--- Extracted text Enclosed Below ---

Medical Device
Design: UX/UI, Visual Design
At a Glance

Stryker’s Advanced Guidance Technologies division approached us to identify low hanging fruit that would increase the usability of their new 2D navigation platform, SpineMap Go.


In the product's final stages of development, the team at Stryker was interested in gaining insight into quick improvements that could be made to the UX and UI. An expert review and usability testing was conducted to assess their current design, short-term updates that could be included in the first release and long-term improvements for future releases.

How we did it

Surgical systems handled within an operating room must champion safety for patients and promote confidence for surgeons. With a design already in place, and a product launch on the horizon, our challenge was to evaluate the current system and produce improvements that were achievable within their development constraints and short timeline.

--- End of Enclosed Extracted text ---
--- Dataset records Enclosed Below ---

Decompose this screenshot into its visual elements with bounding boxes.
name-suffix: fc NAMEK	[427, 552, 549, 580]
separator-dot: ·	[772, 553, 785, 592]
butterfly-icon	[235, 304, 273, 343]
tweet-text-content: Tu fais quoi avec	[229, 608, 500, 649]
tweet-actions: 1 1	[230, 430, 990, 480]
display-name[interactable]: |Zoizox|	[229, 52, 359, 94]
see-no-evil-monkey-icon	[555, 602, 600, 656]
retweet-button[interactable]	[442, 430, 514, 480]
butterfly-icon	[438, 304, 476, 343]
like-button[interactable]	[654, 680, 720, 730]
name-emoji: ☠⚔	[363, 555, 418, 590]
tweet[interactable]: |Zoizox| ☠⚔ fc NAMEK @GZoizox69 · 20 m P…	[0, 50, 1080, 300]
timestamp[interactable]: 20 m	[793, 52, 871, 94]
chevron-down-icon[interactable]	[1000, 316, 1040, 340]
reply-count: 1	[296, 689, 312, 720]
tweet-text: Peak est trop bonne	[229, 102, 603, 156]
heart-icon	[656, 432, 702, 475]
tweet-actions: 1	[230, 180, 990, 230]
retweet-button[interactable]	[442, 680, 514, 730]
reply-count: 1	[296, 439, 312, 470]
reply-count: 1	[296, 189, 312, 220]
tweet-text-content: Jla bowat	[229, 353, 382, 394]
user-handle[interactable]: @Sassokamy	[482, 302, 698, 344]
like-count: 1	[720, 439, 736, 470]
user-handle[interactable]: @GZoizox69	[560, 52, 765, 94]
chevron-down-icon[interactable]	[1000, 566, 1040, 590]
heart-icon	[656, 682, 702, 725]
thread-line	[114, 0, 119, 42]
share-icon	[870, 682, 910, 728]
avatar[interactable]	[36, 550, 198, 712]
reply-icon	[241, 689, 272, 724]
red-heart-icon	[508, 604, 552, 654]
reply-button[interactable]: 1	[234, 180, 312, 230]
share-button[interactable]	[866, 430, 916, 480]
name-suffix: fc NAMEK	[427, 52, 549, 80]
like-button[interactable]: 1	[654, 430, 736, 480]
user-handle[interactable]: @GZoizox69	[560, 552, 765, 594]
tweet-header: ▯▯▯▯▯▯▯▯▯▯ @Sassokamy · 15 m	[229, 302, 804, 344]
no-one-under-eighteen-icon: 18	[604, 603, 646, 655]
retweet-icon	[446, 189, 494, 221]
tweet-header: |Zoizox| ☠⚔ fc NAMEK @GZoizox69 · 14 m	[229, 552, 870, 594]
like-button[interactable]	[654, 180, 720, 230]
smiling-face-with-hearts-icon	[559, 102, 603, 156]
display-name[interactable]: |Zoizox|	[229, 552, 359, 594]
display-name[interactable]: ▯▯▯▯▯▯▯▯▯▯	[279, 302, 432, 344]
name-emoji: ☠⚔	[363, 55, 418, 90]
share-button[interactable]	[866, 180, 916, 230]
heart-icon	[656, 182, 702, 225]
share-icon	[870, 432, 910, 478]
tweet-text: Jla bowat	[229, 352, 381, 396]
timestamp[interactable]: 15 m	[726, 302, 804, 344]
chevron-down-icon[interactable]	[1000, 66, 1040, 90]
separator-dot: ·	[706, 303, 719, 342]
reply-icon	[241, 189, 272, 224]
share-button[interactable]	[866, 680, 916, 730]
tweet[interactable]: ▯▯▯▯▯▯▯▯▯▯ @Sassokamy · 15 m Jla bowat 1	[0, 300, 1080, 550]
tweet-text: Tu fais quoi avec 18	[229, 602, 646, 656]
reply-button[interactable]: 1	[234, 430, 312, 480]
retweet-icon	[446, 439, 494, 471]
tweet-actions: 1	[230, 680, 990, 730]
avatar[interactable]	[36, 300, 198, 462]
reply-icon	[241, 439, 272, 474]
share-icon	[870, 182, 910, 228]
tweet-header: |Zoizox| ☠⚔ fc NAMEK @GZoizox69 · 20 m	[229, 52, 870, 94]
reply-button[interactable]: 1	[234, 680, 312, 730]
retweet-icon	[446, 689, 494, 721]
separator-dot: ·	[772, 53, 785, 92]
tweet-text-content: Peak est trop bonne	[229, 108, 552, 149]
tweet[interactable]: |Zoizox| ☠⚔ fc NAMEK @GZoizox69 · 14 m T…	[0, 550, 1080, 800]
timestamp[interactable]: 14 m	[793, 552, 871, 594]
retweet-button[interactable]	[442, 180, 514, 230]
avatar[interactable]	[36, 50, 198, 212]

--- End of Enclosed Dataset records ---

### [Exercise]
Please continue the case study on the SpineMap Go usability review from where it stops, after the paragraph about evaluating the current system.

### [Answer to the problem]
The system needed to enhance surgical precision and improve patient outcomes for spine surgery, without disrupting the surgeon’s surgical workflow and allow real-time tracking.


We set out to make SpineMap Go a more visual system to increase confidence and approachability for users. A visual language and iconography were created and can been seen through the entire system, as well as an improved design addressing the highest usability concerns on SpineMap Go’s key pages. Conscious of the approaching product launch, development ready assets were delivered to ease development load for quick implementation.


This product has been FDA approved and is being used by orthopedic surgeons around the world.